_What is expected:_
Beneath this sentence is a set of records; write each of them out exactly.

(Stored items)

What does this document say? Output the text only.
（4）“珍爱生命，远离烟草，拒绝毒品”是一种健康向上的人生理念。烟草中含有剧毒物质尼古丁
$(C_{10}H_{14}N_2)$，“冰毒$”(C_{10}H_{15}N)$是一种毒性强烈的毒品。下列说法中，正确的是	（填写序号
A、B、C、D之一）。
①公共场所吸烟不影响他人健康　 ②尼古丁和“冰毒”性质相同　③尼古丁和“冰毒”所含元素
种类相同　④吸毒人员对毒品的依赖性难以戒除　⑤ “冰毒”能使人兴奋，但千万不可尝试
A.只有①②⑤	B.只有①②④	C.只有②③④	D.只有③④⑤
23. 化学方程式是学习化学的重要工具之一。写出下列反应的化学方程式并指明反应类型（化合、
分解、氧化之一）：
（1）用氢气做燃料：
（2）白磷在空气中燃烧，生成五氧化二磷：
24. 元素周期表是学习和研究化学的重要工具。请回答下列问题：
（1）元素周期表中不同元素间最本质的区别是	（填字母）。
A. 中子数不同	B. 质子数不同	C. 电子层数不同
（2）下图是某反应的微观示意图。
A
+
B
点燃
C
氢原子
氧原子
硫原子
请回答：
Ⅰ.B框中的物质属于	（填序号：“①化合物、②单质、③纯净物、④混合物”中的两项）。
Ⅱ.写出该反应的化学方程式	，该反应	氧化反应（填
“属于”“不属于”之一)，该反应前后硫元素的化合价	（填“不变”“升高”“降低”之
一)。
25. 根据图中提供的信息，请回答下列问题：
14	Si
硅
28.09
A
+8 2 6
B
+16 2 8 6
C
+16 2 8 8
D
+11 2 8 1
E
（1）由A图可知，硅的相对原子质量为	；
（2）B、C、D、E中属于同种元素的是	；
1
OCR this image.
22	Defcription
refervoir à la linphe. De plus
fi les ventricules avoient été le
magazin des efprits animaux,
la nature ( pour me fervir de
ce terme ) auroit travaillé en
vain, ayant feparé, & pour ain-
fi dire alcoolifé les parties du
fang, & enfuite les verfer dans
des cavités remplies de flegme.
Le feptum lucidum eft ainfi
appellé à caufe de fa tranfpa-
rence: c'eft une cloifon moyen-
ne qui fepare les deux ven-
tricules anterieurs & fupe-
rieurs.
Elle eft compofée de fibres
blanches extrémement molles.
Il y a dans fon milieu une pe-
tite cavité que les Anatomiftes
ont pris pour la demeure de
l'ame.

_Solution to this exercise:_
What does this document say? Output the text only.
（4）“珍爱生命，远离烟草，拒绝毒品”是一种健康向上的人生理念。烟草中含有剧毒物质尼古丁
$(C_{10}H_{14}N_2)$，“冰毒$”(C_{10}H_{15}N)$是一种毒性强烈的毒品。下列说法中，正确的是	（填写序号
A、B、C、D之一）。
①公共场所吸烟不影响他人健康　 ②尼古丁和“冰毒”性质相同　③尼古丁和“冰毒”所含元素
种类相同　④吸毒人员对毒品的依赖性难以戒除　⑤ “冰毒”能使人兴奋，但千万不可尝试
A.只有①②⑤	B.只有①②④	C.只有②③④	D.只有③④⑤
23. 化学方程式是学习化学的重要工具之一。写出下列反应的化学方程式并指明反应类型（化合、
分解、氧化之一）：
（1）用氢气做燃料：
（2）白磷在空气中燃烧，生成五氧化二磷：
24. 元素周期表是学习和研究化学的重要工具。请回答下列问题：
（1）元素周期表中不同元素间最本质的区别是	（填字母）。
A. 中子数不同	B. 质子数不同	C. 电子层数不同
（2）下图是某反应的微观示意图。
A
+
B
点燃
C
氢原子
氧原子
硫原子
请回答：
Ⅰ.B框中的物质属于	（填序号：“①化合物、②单质、③纯净物、④混合物”中的两项）。
Ⅱ.写出该反应的化学方程式	，该反应	氧化反应（填
“属于”“不属于”之一)，该反应前后硫元素的化合价	（填“不变”“升高”“降低”之
一)。
25. 根据图中提供的信息，请回答下列问题：
14	Si
硅
28.09
A
+8 2 6
B
+16 2 8 6
C
+16 2 8 8
D
+11 2 8 1
E
（1）由A图可知，硅的相对原子质量为	；
（2）B、C、D、E中属于同种元素的是	；
1
OCR this image.
22	Defcription
refervoir à la linphe. De plus
fi les ventricules avoient été le
magazin des efprits animaux,
la nature ( pour me fervir de
ce terme ) auroit travaillé en
vain, ayant feparé, & pour ain-
fi dire alcoolifé les parties du
fang, & enfuite les verfer dans
des cavités remplies de flegme.
Le feptum lucidum eft ainfi
appellé à caufe de fa tranfpa-
rence: c'eft une cloifon moyen-
ne qui fepare les deux ven-
tricules anterieurs & fupe-
rieurs.
Elle eft compofée de fibres
blanches extrémement molles.
Il y a dans fon milieu une pe-
tite cavité que les Anatomiftes
ont pris pour la demeure de
l'ame.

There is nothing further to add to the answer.